Recorded data

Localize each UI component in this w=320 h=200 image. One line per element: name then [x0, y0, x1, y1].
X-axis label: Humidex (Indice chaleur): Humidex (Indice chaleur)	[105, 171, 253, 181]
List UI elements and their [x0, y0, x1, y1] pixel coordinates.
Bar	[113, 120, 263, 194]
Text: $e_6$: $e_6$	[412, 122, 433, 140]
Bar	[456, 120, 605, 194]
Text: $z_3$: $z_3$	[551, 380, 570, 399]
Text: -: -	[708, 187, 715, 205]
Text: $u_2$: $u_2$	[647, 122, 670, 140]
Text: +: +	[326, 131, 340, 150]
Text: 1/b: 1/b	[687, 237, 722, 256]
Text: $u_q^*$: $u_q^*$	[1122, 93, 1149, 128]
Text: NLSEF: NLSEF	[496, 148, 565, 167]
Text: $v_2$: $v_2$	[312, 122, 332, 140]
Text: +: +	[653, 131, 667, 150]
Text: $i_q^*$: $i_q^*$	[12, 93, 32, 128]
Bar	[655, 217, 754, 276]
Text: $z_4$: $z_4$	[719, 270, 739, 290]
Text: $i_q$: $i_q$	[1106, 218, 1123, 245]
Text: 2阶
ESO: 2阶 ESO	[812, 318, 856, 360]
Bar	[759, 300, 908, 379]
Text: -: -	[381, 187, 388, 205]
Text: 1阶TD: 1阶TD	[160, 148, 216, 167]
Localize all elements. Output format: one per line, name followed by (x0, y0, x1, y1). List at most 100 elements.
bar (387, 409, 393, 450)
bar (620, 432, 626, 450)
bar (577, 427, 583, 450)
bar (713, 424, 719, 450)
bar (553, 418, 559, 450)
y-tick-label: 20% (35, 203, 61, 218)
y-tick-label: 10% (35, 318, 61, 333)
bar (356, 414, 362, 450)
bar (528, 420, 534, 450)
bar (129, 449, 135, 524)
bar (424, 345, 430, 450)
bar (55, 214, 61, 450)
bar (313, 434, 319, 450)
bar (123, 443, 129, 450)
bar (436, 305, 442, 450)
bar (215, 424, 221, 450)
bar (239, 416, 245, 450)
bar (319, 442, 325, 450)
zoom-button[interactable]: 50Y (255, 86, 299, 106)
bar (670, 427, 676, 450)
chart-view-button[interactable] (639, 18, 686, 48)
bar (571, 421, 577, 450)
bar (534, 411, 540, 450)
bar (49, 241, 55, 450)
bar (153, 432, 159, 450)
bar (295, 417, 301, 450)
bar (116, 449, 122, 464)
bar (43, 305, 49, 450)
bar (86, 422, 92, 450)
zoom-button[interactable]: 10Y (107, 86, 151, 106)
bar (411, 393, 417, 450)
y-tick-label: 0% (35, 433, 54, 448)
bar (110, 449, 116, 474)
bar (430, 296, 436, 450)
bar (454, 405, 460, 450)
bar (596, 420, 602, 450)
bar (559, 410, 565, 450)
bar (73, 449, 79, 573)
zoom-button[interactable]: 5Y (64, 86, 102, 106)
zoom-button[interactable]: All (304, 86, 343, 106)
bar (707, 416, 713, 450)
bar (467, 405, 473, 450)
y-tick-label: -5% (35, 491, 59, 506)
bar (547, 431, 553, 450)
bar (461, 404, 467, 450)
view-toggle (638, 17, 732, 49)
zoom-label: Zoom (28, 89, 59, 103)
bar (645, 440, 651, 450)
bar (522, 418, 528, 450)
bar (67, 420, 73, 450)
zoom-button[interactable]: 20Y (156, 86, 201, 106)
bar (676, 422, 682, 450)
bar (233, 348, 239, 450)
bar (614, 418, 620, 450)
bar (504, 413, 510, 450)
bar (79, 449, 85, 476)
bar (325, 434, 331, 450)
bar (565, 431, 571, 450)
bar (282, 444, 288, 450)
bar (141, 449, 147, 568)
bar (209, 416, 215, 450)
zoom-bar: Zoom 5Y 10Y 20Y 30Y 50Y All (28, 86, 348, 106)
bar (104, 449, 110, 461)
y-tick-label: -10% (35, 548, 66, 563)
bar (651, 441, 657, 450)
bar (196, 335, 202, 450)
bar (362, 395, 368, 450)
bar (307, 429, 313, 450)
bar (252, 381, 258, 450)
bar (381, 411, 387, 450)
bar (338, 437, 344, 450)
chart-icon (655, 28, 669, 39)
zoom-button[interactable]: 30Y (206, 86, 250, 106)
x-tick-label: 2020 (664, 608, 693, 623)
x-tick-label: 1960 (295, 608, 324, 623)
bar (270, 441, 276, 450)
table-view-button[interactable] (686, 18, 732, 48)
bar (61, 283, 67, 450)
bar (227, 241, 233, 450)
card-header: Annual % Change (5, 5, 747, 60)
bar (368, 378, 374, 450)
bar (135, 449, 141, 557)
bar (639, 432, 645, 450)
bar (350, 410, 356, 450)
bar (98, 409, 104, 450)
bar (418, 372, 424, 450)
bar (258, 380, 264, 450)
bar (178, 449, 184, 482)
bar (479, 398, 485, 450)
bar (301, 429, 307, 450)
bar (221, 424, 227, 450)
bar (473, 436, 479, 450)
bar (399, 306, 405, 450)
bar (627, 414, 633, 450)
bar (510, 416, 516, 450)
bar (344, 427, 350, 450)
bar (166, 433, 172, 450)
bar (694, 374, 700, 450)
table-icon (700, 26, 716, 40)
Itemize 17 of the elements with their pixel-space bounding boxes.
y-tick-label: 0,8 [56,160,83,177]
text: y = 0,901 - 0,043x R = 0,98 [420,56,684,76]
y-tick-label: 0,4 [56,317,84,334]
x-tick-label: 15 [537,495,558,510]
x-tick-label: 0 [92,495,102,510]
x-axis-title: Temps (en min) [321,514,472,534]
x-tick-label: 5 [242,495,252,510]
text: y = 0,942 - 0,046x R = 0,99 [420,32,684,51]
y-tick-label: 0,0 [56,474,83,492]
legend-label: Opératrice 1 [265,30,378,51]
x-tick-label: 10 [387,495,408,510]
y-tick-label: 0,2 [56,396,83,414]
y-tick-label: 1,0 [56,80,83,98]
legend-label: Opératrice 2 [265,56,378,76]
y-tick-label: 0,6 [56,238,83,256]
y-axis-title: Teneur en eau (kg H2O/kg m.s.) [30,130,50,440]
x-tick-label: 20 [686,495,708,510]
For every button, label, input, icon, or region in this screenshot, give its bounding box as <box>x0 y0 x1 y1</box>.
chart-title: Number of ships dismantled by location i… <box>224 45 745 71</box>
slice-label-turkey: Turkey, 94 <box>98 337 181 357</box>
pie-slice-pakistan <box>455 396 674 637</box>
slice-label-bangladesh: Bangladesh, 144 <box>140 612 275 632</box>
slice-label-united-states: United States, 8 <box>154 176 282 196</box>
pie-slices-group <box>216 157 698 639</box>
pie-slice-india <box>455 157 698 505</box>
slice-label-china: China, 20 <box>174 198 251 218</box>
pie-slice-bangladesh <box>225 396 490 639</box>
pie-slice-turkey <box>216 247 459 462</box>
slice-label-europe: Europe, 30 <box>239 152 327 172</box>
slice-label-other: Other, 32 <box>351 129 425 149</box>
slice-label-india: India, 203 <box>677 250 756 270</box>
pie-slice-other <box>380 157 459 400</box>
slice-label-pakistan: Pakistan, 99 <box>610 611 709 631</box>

Problem to work on
Can you copy out everything from the start of the records down to the line containing "bar (116, 449, 122, 464)", that line included, without changing a single character?

Response to this exercise
Localize each UI component in this w=320 h=200 image. One line per element: name then [x0, y0, x1, y1].
X-axis label: Humidex (Indice chaleur): Humidex (Indice chaleur)	[105, 171, 253, 181]
List UI elements and their [x0, y0, x1, y1] pixel coordinates.
Bar	[113, 120, 263, 194]
Text: $e_6$: $e_6$	[412, 122, 433, 140]
Bar	[456, 120, 605, 194]
Text: $z_3$: $z_3$	[551, 380, 570, 399]
Text: -: -	[708, 187, 715, 205]
Text: $u_2$: $u_2$	[647, 122, 670, 140]
Text: +: +	[326, 131, 340, 150]
Text: 1/b: 1/b	[687, 237, 722, 256]
Text: $u_q^*$: $u_q^*$	[1122, 93, 1149, 128]
Text: NLSEF: NLSEF	[496, 148, 565, 167]
Text: $v_2$: $v_2$	[312, 122, 332, 140]
Text: +: +	[653, 131, 667, 150]
Text: $i_q^*$: $i_q^*$	[12, 93, 32, 128]
Bar	[655, 217, 754, 276]
Text: $z_4$: $z_4$	[719, 270, 739, 290]
Text: $i_q$: $i_q$	[1106, 218, 1123, 245]
Text: 2阶
ESO: 2阶 ESO	[812, 318, 856, 360]
Bar	[759, 300, 908, 379]
Text: -: -	[381, 187, 388, 205]
Text: 1阶TD: 1阶TD	[160, 148, 216, 167]
Localize all elements. Output format: one per line, name followed by (x0, y0, x1, y1). List at most 100 elements.
bar (387, 409, 393, 450)
bar (620, 432, 626, 450)
bar (577, 427, 583, 450)
bar (713, 424, 719, 450)
bar (553, 418, 559, 450)
y-tick-label: 20% (35, 203, 61, 218)
y-tick-label: 10% (35, 318, 61, 333)
bar (356, 414, 362, 450)
bar (528, 420, 534, 450)
bar (129, 449, 135, 524)
bar (424, 345, 430, 450)
bar (55, 214, 61, 450)
bar (313, 434, 319, 450)
bar (123, 443, 129, 450)
bar (436, 305, 442, 450)
bar (215, 424, 221, 450)
bar (239, 416, 245, 450)
bar (319, 442, 325, 450)
zoom-button[interactable]: 50Y (255, 86, 299, 106)
bar (670, 427, 676, 450)
chart-view-button[interactable] (639, 18, 686, 48)
bar (571, 421, 577, 450)
bar (534, 411, 540, 450)
bar (49, 241, 55, 450)
bar (153, 432, 159, 450)
bar (295, 417, 301, 450)
bar (116, 449, 122, 464)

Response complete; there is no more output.